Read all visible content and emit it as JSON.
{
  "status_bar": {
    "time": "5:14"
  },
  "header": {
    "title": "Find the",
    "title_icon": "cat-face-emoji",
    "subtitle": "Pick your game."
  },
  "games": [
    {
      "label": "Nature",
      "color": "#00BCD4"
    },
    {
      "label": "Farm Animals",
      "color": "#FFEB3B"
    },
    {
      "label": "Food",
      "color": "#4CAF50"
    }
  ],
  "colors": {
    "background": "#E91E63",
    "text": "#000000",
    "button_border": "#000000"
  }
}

━━━━━━

> _Exercise_
Quote each line of the data above exactly as written.

> _Reply to the exercise_
Read all visible content and emit it as JSON.
{
  "status_bar": {
    "time": "5:14"
  },
  "header": {
    "title": "Find the",
    "title_icon": "cat-face-emoji",
    "subtitle": "Pick your game."
  },
  "games": [
    {
      "label": "Nature",
      "color": "#00BCD4"
    },
    {
      "label": "Farm Animals",
      "color": "#FFEB3B"
    },
    {
      "label": "Food",
      "color": "#4CAF50"
    }
  ],
  "colors": {
    "background": "#E91E63",
    "text": "#000000",
    "button_border": "#000000"
  }
}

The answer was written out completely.